◆ **Task details**: Retype all of the entries word for word.

◆ **Stored rows**:
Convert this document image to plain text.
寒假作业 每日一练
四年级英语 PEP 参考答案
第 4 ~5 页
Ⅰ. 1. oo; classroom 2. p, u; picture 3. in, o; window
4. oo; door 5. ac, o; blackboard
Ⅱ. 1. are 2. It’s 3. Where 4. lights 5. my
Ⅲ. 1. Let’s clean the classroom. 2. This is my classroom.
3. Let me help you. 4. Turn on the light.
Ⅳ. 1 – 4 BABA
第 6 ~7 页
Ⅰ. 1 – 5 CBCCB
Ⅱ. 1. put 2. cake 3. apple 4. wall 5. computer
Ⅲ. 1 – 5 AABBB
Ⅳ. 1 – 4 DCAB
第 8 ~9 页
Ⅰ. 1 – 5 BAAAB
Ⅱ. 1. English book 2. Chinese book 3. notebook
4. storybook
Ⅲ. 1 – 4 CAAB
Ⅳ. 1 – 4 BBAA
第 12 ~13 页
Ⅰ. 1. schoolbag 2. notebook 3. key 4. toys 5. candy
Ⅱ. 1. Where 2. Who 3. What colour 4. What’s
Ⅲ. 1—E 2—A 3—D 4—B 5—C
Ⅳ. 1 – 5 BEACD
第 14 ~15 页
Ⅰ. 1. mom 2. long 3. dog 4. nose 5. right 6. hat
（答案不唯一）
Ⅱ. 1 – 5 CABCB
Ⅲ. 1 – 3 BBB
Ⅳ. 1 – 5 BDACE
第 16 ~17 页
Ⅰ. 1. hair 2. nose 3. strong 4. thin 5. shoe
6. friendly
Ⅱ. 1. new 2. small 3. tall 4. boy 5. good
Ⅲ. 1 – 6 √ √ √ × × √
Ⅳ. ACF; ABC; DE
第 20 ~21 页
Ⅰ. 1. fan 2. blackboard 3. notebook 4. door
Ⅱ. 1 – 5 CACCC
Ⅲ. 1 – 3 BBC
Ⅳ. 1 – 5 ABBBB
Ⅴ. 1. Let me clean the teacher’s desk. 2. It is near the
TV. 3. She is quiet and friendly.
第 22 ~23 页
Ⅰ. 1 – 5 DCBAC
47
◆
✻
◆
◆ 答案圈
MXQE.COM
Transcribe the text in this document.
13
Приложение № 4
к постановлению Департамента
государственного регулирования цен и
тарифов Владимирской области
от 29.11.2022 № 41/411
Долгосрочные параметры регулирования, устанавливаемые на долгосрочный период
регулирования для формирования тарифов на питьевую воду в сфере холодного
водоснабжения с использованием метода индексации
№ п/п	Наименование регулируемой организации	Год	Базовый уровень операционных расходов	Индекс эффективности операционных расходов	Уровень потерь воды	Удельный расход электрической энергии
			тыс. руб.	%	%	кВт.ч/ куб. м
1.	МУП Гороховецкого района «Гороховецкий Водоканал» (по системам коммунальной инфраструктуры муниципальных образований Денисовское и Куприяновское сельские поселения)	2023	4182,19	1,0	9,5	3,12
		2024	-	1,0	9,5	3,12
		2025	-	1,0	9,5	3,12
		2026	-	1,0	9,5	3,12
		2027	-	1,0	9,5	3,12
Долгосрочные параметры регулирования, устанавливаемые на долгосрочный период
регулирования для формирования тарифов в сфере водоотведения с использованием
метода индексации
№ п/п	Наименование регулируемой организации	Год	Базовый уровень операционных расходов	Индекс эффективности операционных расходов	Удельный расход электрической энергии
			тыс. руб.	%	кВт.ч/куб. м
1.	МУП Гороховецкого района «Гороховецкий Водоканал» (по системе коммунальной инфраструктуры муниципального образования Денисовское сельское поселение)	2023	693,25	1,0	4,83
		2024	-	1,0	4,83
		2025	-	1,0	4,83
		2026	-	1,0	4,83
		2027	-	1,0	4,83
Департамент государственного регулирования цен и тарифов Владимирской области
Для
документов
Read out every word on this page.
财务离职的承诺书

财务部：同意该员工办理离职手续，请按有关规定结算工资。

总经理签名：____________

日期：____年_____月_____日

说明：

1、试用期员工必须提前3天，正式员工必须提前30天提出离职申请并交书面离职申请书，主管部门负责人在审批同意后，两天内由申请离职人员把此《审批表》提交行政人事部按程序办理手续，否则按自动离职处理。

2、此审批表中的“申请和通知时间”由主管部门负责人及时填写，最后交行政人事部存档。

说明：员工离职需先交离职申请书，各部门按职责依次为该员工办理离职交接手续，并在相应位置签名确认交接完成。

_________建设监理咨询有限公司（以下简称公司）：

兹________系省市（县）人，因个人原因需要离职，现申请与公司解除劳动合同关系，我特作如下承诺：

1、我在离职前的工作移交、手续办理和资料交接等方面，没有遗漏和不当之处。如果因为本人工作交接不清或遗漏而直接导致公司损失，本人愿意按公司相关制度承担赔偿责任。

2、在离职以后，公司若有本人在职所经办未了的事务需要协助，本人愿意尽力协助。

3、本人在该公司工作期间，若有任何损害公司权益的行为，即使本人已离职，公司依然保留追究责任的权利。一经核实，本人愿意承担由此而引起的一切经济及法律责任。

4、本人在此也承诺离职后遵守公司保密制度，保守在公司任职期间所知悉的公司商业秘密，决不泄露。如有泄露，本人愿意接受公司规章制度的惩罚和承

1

◆ **Answer to this exercise**:
Convert this document image to plain text.
寒假作业 每日一练
四年级英语 PEP 参考答案
第 4 ~5 页
Ⅰ. 1. oo; classroom 2. p, u; picture 3. in, o; window
4. oo; door 5. ac, o; blackboard
Ⅱ. 1. are 2. It’s 3. Where 4. lights 5. my
Ⅲ. 1. Let’s clean the classroom. 2. This is my classroom.
3. Let me help you. 4. Turn on the light.
Ⅳ. 1 – 4 BABA
第 6 ~7 页
Ⅰ. 1 – 5 CBCCB
Ⅱ. 1. put 2. cake 3. apple 4. wall 5. computer
Ⅲ. 1 – 5 AABBB
Ⅳ. 1 – 4 DCAB
第 8 ~9 页
Ⅰ. 1 – 5 BAAAB
Ⅱ. 1. English book 2. Chinese book 3. notebook
4. storybook
Ⅲ. 1 – 4 CAAB
Ⅳ. 1 – 4 BBAA
第 12 ~13 页
Ⅰ. 1. schoolbag 2. notebook 3. key 4. toys 5. candy
Ⅱ. 1. Where 2. Who 3. What colour 4. What’s
Ⅲ. 1—E 2—A 3—D 4—B 5—C
Ⅳ. 1 – 5 BEACD
第 14 ~15 页
Ⅰ. 1. mom 2. long 3. dog 4. nose 5. right 6. hat
（答案不唯一）
Ⅱ. 1 – 5 CABCB
Ⅲ. 1 – 3 BBB
Ⅳ. 1 – 5 BDACE
第 16 ~17 页
Ⅰ. 1. hair 2. nose 3. strong 4. thin 5. shoe
6. friendly
Ⅱ. 1. new 2. small 3. tall 4. boy 5. good
Ⅲ. 1 – 6 √ √ √ × × √
Ⅳ. ACF; ABC; DE
第 20 ~21 页
Ⅰ. 1. fan 2. blackboard 3. notebook 4. door
Ⅱ. 1 – 5 CACCC
Ⅲ. 1 – 3 BBC
Ⅳ. 1 – 5 ABBBB
Ⅴ. 1. Let me clean the teacher’s desk. 2. It is near the
TV. 3. She is quiet and friendly.
第 22 ~23 页
Ⅰ. 1 – 5 DCBAC
47
◆
✻
◆
◆ 答案圈
MXQE.COM
Transcribe the text in this document.
13
Приложение № 4
к постановлению Департамента
государственного регулирования цен и
тарифов Владимирской области
от 29.11.2022 № 41/411
Долгосрочные параметры регулирования, устанавливаемые на долгосрочный период
регулирования для формирования тарифов на питьевую воду в сфере холодного
водоснабжения с использованием метода индексации
№ п/п	Наименование регулируемой организации	Год	Базовый уровень операционных расходов	Индекс эффективности операционных расходов	Уровень потерь воды	Удельный расход электрической энергии
			тыс. руб.	%	%	кВт.ч/ куб. м
1.	МУП Гороховецкого района «Гороховецкий Водоканал» (по системам коммунальной инфраструктуры муниципальных образований Денисовское и Куприяновское сельские поселения)	2023	4182,19	1,0	9,5	3,12
		2024	-	1,0	9,5	3,12
		2025	-	1,0	9,5	3,12
		2026	-	1,0	9,5	3,12
		2027	-	1,0	9,5	3,12
Долгосрочные параметры регулирования, устанавливаемые на долгосрочный период
регулирования для формирования тарифов в сфере водоотведения с использованием
метода индексации
№ п/п	Наименование регулируемой организации	Год	Базовый уровень операционных расходов	Индекс эффективности операционных расходов	Удельный расход электрической энергии
			тыс. руб.	%	кВт.ч/куб. м
1.	МУП Гороховецкого района «Гороховецкий Водоканал» (по системе коммунальной инфраструктуры муниципального образования Денисовское сельское поселение)	2023	693,25	1,0	4,83
		2024	-	1,0	4,83
		2025	-	1,0	4,83
		2026	-	1,0	4,83
		2027	-	1,0	4,83
Департамент государственного регулирования цен и тарифов Владимирской области
Для
документов
Read out every word on this page.
财务离职的承诺书

财务部：同意该员工办理离职手续，请按有关规定结算工资。

总经理签名：____________

日期：____年_____月_____日

说明：

1、试用期员工必须提前3天，正式员工必须提前30天提出离职申请并交书面离职申请书，主管部门负责人在审批同意后，两天内由申请离职人员把此《审批表》提交行政人事部按程序办理手续，否则按自动离职处理。

2、此审批表中的“申请和通知时间”由主管部门负责人及时填写，最后交行政人事部存档。

说明：员工离职需先交离职申请书，各部门按职责依次为该员工办理离职交接手续，并在相应位置签名确认交接完成。

_________建设监理咨询有限公司（以下简称公司）：

兹________系省市（县）人，因个人原因需要离职，现申请与公司解除劳动合同关系，我特作如下承诺：

1、我在离职前的工作移交、手续办理和资料交接等方面，没有遗漏和不当之处。如果因为本人工作交接不清或遗漏而直接导致公司损失，本人愿意按公司相关制度承担赔偿责任。

2、在离职以后，公司若有本人在职所经办未了的事务需要协助，本人愿意尽力协助。

3、本人在该公司工作期间，若有任何损害公司权益的行为，即使本人已离职，公司依然保留追究责任的权利。一经核实，本人愿意承担由此而引起的一切经济及法律责任。

4、本人在此也承诺离职后遵守公司保密制度，保守在公司任职期间所知悉的公司商业秘密，决不泄露。如有泄露，本人愿意接受公司规章制度的惩罚和承

1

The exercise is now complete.